Task brief: Print out every record exactly as it appears.

#### Data provided

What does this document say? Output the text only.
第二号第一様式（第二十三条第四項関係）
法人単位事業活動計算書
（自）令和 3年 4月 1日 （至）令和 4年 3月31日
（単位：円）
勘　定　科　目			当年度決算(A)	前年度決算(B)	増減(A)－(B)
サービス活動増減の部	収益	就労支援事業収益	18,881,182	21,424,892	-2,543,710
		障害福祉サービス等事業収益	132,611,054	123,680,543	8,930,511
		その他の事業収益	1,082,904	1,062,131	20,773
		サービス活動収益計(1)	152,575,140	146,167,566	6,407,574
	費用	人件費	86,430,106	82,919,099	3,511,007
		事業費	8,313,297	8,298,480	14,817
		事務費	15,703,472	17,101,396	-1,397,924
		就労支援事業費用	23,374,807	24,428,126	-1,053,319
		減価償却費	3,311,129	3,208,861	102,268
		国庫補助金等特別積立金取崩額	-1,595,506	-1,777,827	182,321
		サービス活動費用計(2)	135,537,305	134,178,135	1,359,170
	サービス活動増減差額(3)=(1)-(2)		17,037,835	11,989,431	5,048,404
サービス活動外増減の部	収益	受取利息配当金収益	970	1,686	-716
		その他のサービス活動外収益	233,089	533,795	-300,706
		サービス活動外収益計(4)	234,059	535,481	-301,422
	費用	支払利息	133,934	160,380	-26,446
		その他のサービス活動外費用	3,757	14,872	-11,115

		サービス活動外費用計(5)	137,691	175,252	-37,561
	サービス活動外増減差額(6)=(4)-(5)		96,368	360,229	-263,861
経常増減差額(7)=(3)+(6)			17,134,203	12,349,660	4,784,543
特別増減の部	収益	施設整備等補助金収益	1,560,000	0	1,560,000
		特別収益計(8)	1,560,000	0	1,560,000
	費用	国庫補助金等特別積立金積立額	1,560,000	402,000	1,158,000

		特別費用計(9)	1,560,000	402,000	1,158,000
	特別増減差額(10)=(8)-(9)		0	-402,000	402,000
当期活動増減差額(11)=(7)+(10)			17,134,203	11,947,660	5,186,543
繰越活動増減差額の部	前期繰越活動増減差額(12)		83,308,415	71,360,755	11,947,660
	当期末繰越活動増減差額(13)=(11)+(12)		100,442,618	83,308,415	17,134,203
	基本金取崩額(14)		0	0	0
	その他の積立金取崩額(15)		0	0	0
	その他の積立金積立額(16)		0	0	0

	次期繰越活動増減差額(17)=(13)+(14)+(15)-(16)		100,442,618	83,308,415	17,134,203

########

Solution for this problem:
What does this document say? Output the text only.
第二号第一様式（第二十三条第四項関係）
法人単位事業活動計算書
（自）令和 3年 4月 1日 （至）令和 4年 3月31日
（単位：円）
勘　定　科　目			当年度決算(A)	前年度決算(B)	増減(A)－(B)
サービス活動増減の部	収益	就労支援事業収益	18,881,182	21,424,892	-2,543,710
		障害福祉サービス等事業収益	132,611,054	123,680,543	8,930,511
		その他の事業収益	1,082,904	1,062,131	20,773
		サービス活動収益計(1)	152,575,140	146,167,566	6,407,574
	費用	人件費	86,430,106	82,919,099	3,511,007
		事業費	8,313,297	8,298,480	14,817
		事務費	15,703,472	17,101,396	-1,397,924
		就労支援事業費用	23,374,807	24,428,126	-1,053,319
		減価償却費	3,311,129	3,208,861	102,268
		国庫補助金等特別積立金取崩額	-1,595,506	-1,777,827	182,321
		サービス活動費用計(2)	135,537,305	134,178,135	1,359,170
	サービス活動増減差額(3)=(1)-(2)		17,037,835	11,989,431	5,048,404
サービス活動外増減の部	収益	受取利息配当金収益	970	1,686	-716
		その他のサービス活動外収益	233,089	533,795	-300,706
		サービス活動外収益計(4)	234,059	535,481	-301,422
	費用	支払利息	133,934	160,380	-26,446
		その他のサービス活動外費用	3,757	14,872	-11,115

		サービス活動外費用計(5)	137,691	175,252	-37,561
	サービス活動外増減差額(6)=(4)-(5)		96,368	360,229	-263,861
経常増減差額(7)=(3)+(6)			17,134,203	12,349,660	4,784,543
特別増減の部	収益	施設整備等補助金収益	1,560,000	0	1,560,000
		特別収益計(8)	1,560,000	0	1,560,000
	費用	国庫補助金等特別積立金積立額	1,560,000	402,000	1,158,000

		特別費用計(9)	1,560,000	402,000	1,158,000
	特別増減差額(10)=(8)-(9)		0	-402,000	402,000
当期活動増減差額(11)=(7)+(10)			17,134,203	11,947,660	5,186,543
繰越活動増減差額の部	前期繰越活動増減差額(12)		83,308,415	71,360,755	11,947,660
	当期末繰越活動増減差額(13)=(11)+(12)		100,442,618	83,308,415	17,134,203
	基本金取崩額(14)		0	0	0
	その他の積立金取崩額(15)		0	0	0
	その他の積立金積立額(16)		0	0	0

	次期繰越活動増減差額(17)=(13)+(14)+(15)-(16)		100,442,618	83,308,415	17,134,203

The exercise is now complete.